> _Task objective_
Please return the lines below word for word, starting at the very first line and ending at the line that contains "Segment this screenshot: for", with both of those lines included. Omit the pictures from your answer.

— Start Exercise inputs —

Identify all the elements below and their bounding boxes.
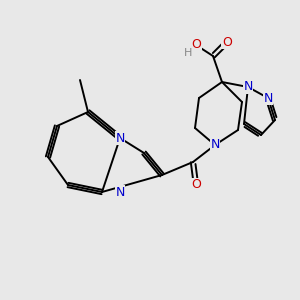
Text: H: H — [184, 48, 192, 58]
Text: O: O — [191, 38, 201, 52]
Text: N: N — [243, 80, 253, 94]
Text: N: N — [210, 139, 220, 152]
Text: O: O — [222, 35, 232, 49]
Text: N: N — [115, 185, 125, 199]
Text: N: N — [263, 92, 273, 104]
Text: N: N — [115, 131, 125, 145]
Text: O: O — [191, 178, 201, 191]
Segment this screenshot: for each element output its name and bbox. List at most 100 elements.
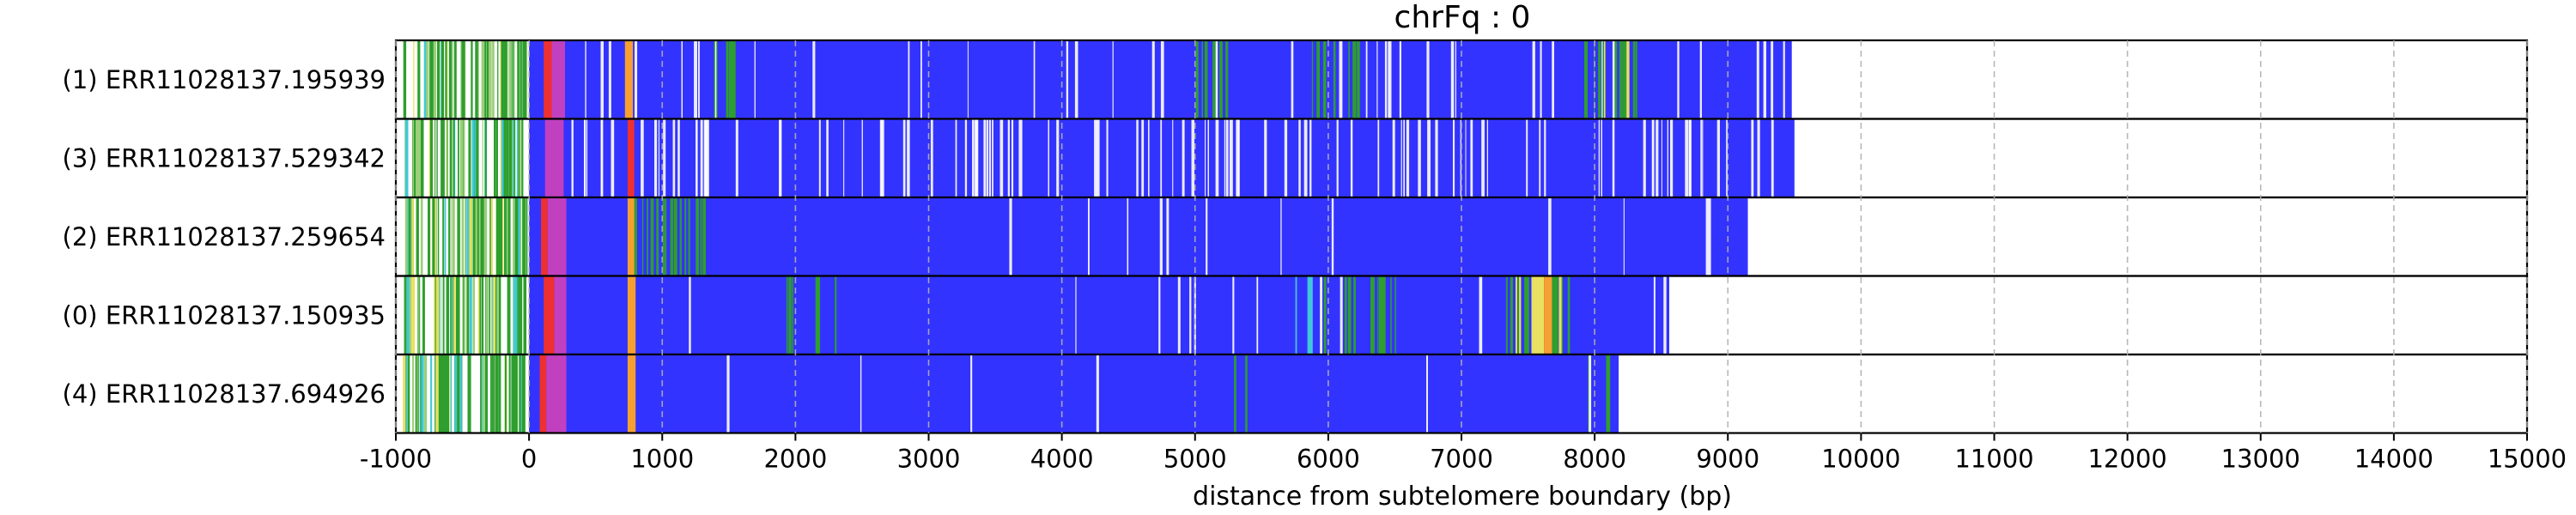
variant-stripe [479,276,482,354]
variant-stripe [728,40,732,119]
variant-stripe [492,276,494,354]
variant-stripe [440,40,445,119]
variant-stripe [498,354,501,433]
variant-stripe [430,354,433,433]
variant-stripe [465,197,466,276]
read-track: (3) ERR11028137.529342 [63,118,2529,199]
variant-stripe [1352,40,1354,119]
variant-stripe [1567,276,1571,354]
variant-stripe [1009,197,1012,276]
x-tick-label: 15000 [2488,445,2567,474]
variant-stripe [1653,276,1656,354]
variant-stripe [404,197,408,276]
variant-stripe [1056,118,1060,197]
variant-stripe [1479,276,1483,354]
variant-stripe [521,118,524,197]
variant-stripe [1207,118,1209,197]
variant-stripe [495,354,497,433]
variant-stripe [478,197,482,276]
variant-stripe [1486,118,1488,197]
x-tick-label: 6000 [1297,445,1360,474]
variant-stripe [972,118,975,197]
variant-stripe [494,118,496,197]
variant-stripe [469,276,472,354]
annotation-segment [547,197,567,276]
variant-stripe [493,276,496,354]
variant-stripe [525,276,527,354]
variant-stripe [409,197,411,276]
variant-stripe [501,40,503,119]
variant-stripe [608,40,611,119]
repeat-block [529,197,1748,276]
variant-stripe [482,197,484,276]
variant-stripe [483,354,485,433]
variant-stripe [502,197,504,276]
variant-stripe [1716,118,1720,197]
variant-stripe [1751,118,1754,197]
variant-stripe [696,118,698,197]
variant-stripe [1544,118,1546,197]
variant-stripe [1311,40,1314,119]
variant-stripe [1264,118,1267,197]
variant-stripe [416,354,418,433]
variant-stripe [1088,197,1090,276]
variant-stripe [484,197,488,276]
variant-stripe [999,118,1004,197]
variant-stripe [1345,276,1347,354]
grid-lines [395,40,2528,433]
variant-stripe [412,354,414,433]
variant-stripe [458,354,459,433]
variant-stripe [1594,40,1595,119]
variant-stripe [1726,118,1728,197]
variant-stripe [1517,276,1519,354]
variant-stripe [1172,118,1174,197]
variant-stripe [405,118,409,197]
variant-stripe [499,197,502,276]
variant-stripe [437,197,440,276]
variant-stripe [1096,354,1099,433]
variant-stripe [826,118,829,197]
variant-stripe [457,197,460,276]
variant-stripe [489,276,491,354]
variant-stripe [451,276,453,354]
variant-stripe [507,197,510,276]
variant-stripe [970,354,973,433]
variant-stripe [679,197,681,276]
variant-stripe [428,118,431,197]
variant-stripe [496,354,499,433]
variant-stripe [1381,276,1385,354]
variant-stripe [461,40,465,119]
variant-stripe [585,40,586,119]
variant-stripe [463,118,465,197]
variant-stripe [1700,118,1702,197]
variant-stripe [492,40,495,119]
variant-stripe [519,40,522,119]
variant-stripe [434,354,437,433]
variant-stripe [513,354,515,433]
variant-stripe [513,118,516,197]
variant-stripe [694,40,697,119]
variant-stripe [428,197,430,276]
variant-stripe [1652,118,1655,197]
variant-stripe [475,197,477,276]
repeat-block [529,354,1619,433]
variant-stripe [1519,276,1522,354]
x-tick-label: 5000 [1163,445,1227,474]
variant-stripe [654,118,658,197]
variant-stripe [1626,40,1630,119]
variant-stripe [861,118,863,197]
variant-stripe [1336,118,1339,197]
variant-stripe [462,276,464,354]
variant-stripe [1320,276,1322,354]
variant-stripe [1141,118,1145,197]
variant-stripe [1136,118,1139,197]
variant-stripe [1455,40,1456,119]
variant-stripe [1771,118,1774,197]
x-tick-label: 3000 [897,445,961,474]
variant-stripe [501,197,503,276]
variant-stripe [1620,40,1623,119]
variant-stripe [1298,118,1301,197]
variant-stripe [451,197,453,276]
variant-stripe [1066,40,1069,119]
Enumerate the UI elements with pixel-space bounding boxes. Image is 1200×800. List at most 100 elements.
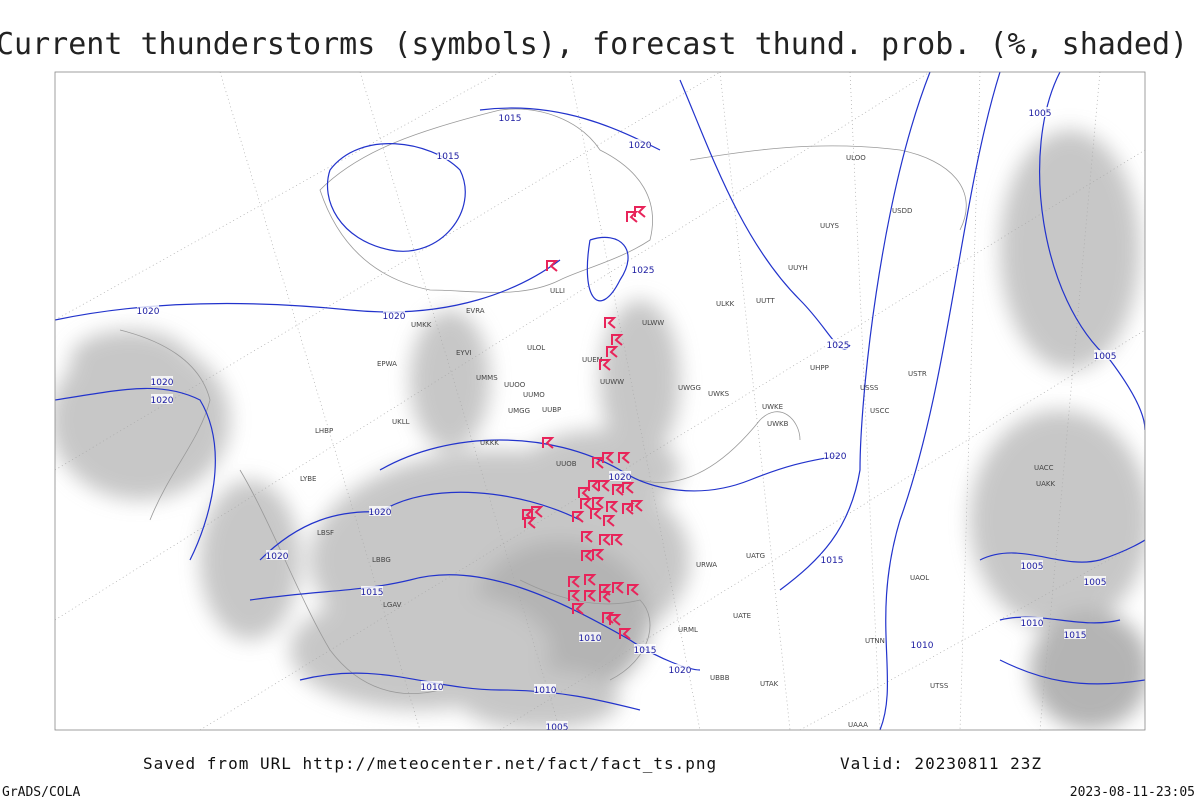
- thunderstorm-symbol: [572, 603, 585, 615]
- station-code: URWA: [696, 561, 717, 569]
- station-code: UWKB: [767, 420, 789, 428]
- isobar-label-bg: [361, 586, 383, 596]
- isobar-label-bg: [1094, 350, 1116, 360]
- isobar-label: 1010: [911, 641, 934, 651]
- station-code: ULWW: [642, 319, 664, 327]
- station-code: LHBP: [315, 427, 333, 435]
- station-code: UUYH: [788, 264, 808, 272]
- isobar-label: 1015: [361, 588, 384, 598]
- isobar-label: 1005: [1084, 578, 1107, 588]
- isobar-label: 1010: [1021, 619, 1044, 629]
- station-code: UWGG: [678, 384, 701, 392]
- timestamp: 2023-08-11-23:05: [1070, 785, 1195, 800]
- isobar-label-bg: [266, 550, 288, 560]
- isobar-label: 1010: [421, 683, 444, 693]
- thunderstorm-symbol: [580, 498, 593, 510]
- isobar-label: 1015: [634, 646, 657, 656]
- isobar-label-bg: [579, 632, 601, 642]
- isobar-label-bg: [534, 684, 556, 694]
- station-code: ULOO: [846, 154, 866, 162]
- thunderstorm-symbol: [618, 452, 631, 464]
- station-code: UHPP: [810, 364, 829, 372]
- isobar-label: 1015: [1064, 631, 1087, 641]
- thunderstorm-symbol: [581, 550, 594, 562]
- isobar-label: 1020: [609, 473, 632, 483]
- isobar-label: 1015: [499, 114, 522, 124]
- grid-lines: [55, 72, 1145, 730]
- isobar-label: 1015: [821, 556, 844, 566]
- isobar-label-bg: [137, 305, 159, 315]
- source-url: Saved from URL http://meteocenter.net/fa…: [143, 754, 717, 773]
- thunderstorm-symbol: [568, 590, 581, 602]
- station-code: UUOB: [556, 460, 577, 468]
- isobar-label-bg: [634, 644, 656, 654]
- station-code: URML: [678, 626, 698, 634]
- title: Current thunderstorms (symbols), forecas…: [0, 27, 1188, 62]
- station-code: UAAA: [848, 721, 868, 729]
- thunderstorm-symbol: [606, 501, 619, 513]
- isobar-label: 1020: [137, 307, 160, 317]
- isobar-label: 1015: [437, 152, 460, 162]
- station-code: UUOO: [504, 381, 526, 389]
- station-code: UKLL: [392, 418, 410, 426]
- isobar-label: 1005: [546, 723, 569, 733]
- isobar-label-bg: [1064, 629, 1086, 639]
- isobar-label-bg: [151, 394, 173, 404]
- station-code: UUTT: [756, 297, 775, 305]
- isobar-label-bg: [911, 639, 933, 649]
- coastlines: [119, 108, 967, 694]
- station-code: UBBB: [710, 674, 730, 682]
- station-code: EVRA: [466, 307, 485, 315]
- isobar-label: 1020: [383, 312, 406, 322]
- thunderstorm-symbol: [592, 549, 605, 561]
- station-code: UUBP: [542, 406, 561, 414]
- station-code: UAOL: [910, 574, 929, 582]
- map: ULOO UUYS USDD UUYH ULKK UUTT ULWW UHPP ULOL UUEM…: [55, 72, 1145, 733]
- thunderstorm-symbol: [598, 480, 611, 492]
- station-code: UKKK: [480, 439, 499, 447]
- thunderstorm-symbol: [584, 574, 597, 586]
- isobar-label: 1010: [534, 686, 557, 696]
- station-code: UUEM: [582, 356, 603, 364]
- thunderstorm-symbol: [581, 531, 594, 543]
- station-code: UTNN: [865, 637, 885, 645]
- station-code: UMKK: [411, 321, 432, 329]
- station-code: ULKK: [716, 300, 735, 308]
- isobar-label: 1020: [824, 452, 847, 462]
- isobar-labels: 1015 1015 1020 1025 1020 1020 1025 1020 1020 1005…: [137, 107, 1117, 733]
- thunderstorm-symbol: [572, 511, 585, 523]
- station-code: UMGG: [508, 407, 530, 415]
- thunderstorm-symbol: [606, 346, 619, 358]
- thunderstorm-symbol: [599, 591, 612, 603]
- software: GrADS/COLA: [2, 785, 80, 800]
- isobar-label-bg: [499, 112, 521, 122]
- station-code: ULOL: [527, 344, 545, 352]
- isobar-label-bg: [151, 376, 173, 386]
- station-code: EYVI: [456, 349, 472, 357]
- isobar-label-bg: [821, 554, 843, 564]
- station-code: UAKK: [1036, 480, 1056, 488]
- station-code: LYBE: [300, 475, 316, 483]
- station-code: USCC: [870, 407, 889, 415]
- thunderstorm-symbol: [627, 584, 640, 596]
- station-code: UTAK: [760, 680, 779, 688]
- thunderstorm-symbol: [599, 534, 612, 546]
- isobar-label: 1010: [579, 634, 602, 644]
- thunderstorm-symbol: [611, 334, 624, 346]
- station-code: UATE: [733, 612, 751, 620]
- isobar-label-bg: [827, 339, 849, 349]
- isobar-label: 1005: [1094, 352, 1117, 362]
- station-code: UWKS: [708, 390, 730, 398]
- isobar-label-bg: [609, 471, 631, 481]
- station-code: UTSS: [930, 682, 949, 690]
- station-code: ULLI: [550, 287, 565, 295]
- station-code: UUWW: [600, 378, 624, 386]
- thunderstorm-symbol: [622, 482, 635, 494]
- thunderstorm-symbol: [531, 506, 544, 518]
- isobars: [55, 72, 1145, 730]
- station-code: UWKE: [762, 403, 783, 411]
- valid-time: Valid: 20230811 23Z: [840, 754, 1042, 773]
- thunderstorm-symbol: [542, 437, 555, 449]
- station-code: UUYS: [820, 222, 840, 230]
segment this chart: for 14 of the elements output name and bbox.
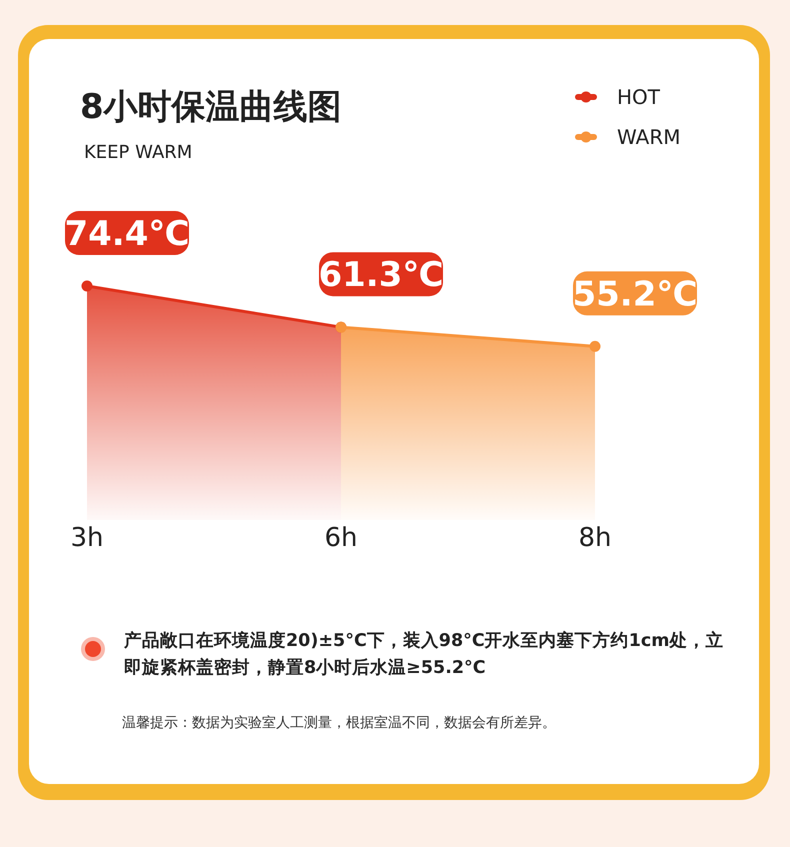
text: 产品敞口在环境温度20)±5°C下，装入98°C开水至内塞下方约1cm处，立即旋紧杯盖密封，静置8小时后水温≥55.2°C: [124, 630, 724, 680]
text: 温馨提示：数据为实验室人工测量，根据室温不同，数据会有所差异。: [122, 715, 556, 731]
label: 55.2℃: [572, 271, 698, 316]
x-tick-label: 3h: [70, 523, 104, 553]
legend-item: HOT: [575, 85, 660, 109]
label: 61.3℃: [318, 252, 444, 296]
legend-item: WARM: [575, 125, 681, 149]
chart-subtitle: KEEP WARM: [84, 142, 192, 163]
x-tick-label: 6h: [324, 523, 358, 553]
legend-label: HOT: [617, 85, 661, 109]
x-tick-label: 8h: [578, 523, 612, 553]
chart-title: 8小时保温曲线图: [80, 87, 342, 127]
label: 74.4℃: [64, 211, 190, 255]
legend-label: WARM: [617, 125, 681, 149]
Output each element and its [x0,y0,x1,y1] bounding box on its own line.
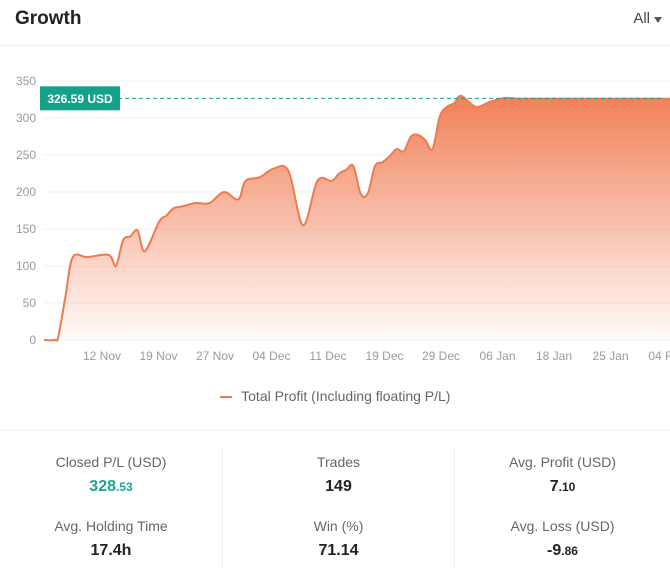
x-tick-label: 12 Nov [83,349,121,363]
x-tick-label: 25 Jan [592,349,628,363]
growth-header: Growth All [0,0,670,46]
stat-value-int: 328 [89,478,116,495]
range-dropdown-value: All [633,10,650,27]
x-tick-label: 04 Dec [252,349,290,363]
y-tick-label: 250 [16,148,36,162]
stats-column-2: Trades 149 Win (%) 71.14 [222,448,455,568]
stat-value-int: -9 [547,542,562,559]
current-value-badge [40,86,120,111]
stat-value: -9.86 [455,542,670,560]
stat-trades: Trades 149 [223,454,454,512]
stat-value-dec: .86 [561,544,578,558]
x-tick-label: 04 Feb [648,349,670,363]
stat-value-dec: .10 [558,480,576,494]
y-tick-label: 0 [29,333,36,347]
x-tick-label: 19 Nov [139,349,177,363]
stats-panel: Closed P/L (USD) 328.53 Avg. Holding Tim… [0,440,670,571]
chevron-down-icon [654,16,662,23]
y-tick-label: 100 [16,259,36,273]
y-tick-label: 150 [16,222,36,236]
stat-value: 328.53 [0,478,222,496]
profit-line [43,94,670,342]
x-tick-label: 27 Nov [196,349,234,363]
page-title: Growth [15,8,82,29]
x-tick-label: 06 Jan [479,349,515,363]
stat-value-int: 7 [549,478,559,495]
stat-value: 17.4h [90,542,132,559]
stat-label: Win (%) [313,518,364,534]
stats-column-1: Closed P/L (USD) 328.53 Avg. Holding Tim… [0,448,222,568]
x-tick-label: 29 Dec [422,349,460,363]
legend-label: Total Profit (Including floating P/L) [241,388,451,404]
stat-label: Closed P/L (USD) [55,454,167,470]
y-tick-label: 50 [23,296,37,310]
profit-area [44,95,670,341]
stat-avg-loss: Avg. Loss (USD) -9.86 [455,518,670,571]
stat-avg-holding: Avg. Holding Time 17.4h [0,518,222,571]
stat-value: 149 [325,478,352,495]
stat-label: Avg. Holding Time [54,518,168,534]
x-tick-label: 19 Dec [365,349,403,363]
current-value-label: 326.59 USD [47,92,113,106]
range-dropdown[interactable]: All [633,10,662,27]
growth-chart-svg: 0 50 100 150 200 250 300 350 12 Nov 19 Nov 27 Nov 0… [16,74,670,363]
stat-label: Avg. Loss (USD) [510,518,615,534]
stat-win: Win (%) 71.14 [223,518,454,571]
y-tick-label: 200 [16,185,36,199]
stat-value: 71.14 [318,542,359,559]
stat-closed-pl: Closed P/L (USD) 328.53 [0,454,222,512]
x-tick-label: 11 Dec [309,349,346,363]
stats-column-3: Avg. Profit (USD) 7.10 Avg. Loss (USD) -… [455,448,670,568]
chart-legend[interactable]: Total Profit (Including floating P/L) [0,388,670,404]
stat-label: Avg. Profit (USD) [508,454,617,470]
stat-value-dec: .53 [116,480,133,494]
growth-chart[interactable]: 0 50 100 150 200 250 300 350 12 Nov 19 Nov 27 Nov 0… [0,47,670,427]
stat-avg-profit: Avg. Profit (USD) 7.10 [455,454,670,512]
divider [0,430,670,431]
y-tick-label: 300 [16,111,36,125]
stat-label: Trades [316,454,361,470]
legend-line-swatch [219,396,232,399]
stat-value: 7.10 [455,478,670,496]
y-tick-label: 350 [16,74,36,88]
x-tick-label: 18 Jan [536,349,572,363]
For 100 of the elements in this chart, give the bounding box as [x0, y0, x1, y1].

— End Exercise inputs —

> _Reply_
Identify all the elements below and their bounding boxes.
Text: H: H — [184, 48, 192, 58]
Text: O: O — [191, 38, 201, 52]
Text: N: N — [243, 80, 253, 94]
Text: N: N — [210, 139, 220, 152]
Text: O: O — [222, 35, 232, 49]
Text: N: N — [115, 185, 125, 199]
Text: N: N — [263, 92, 273, 104]
Text: N: N — [115, 131, 125, 145]
Text: O: O — [191, 178, 201, 191]
Segment this screenshot: for each element output its name and bbox. List at most 100 elements.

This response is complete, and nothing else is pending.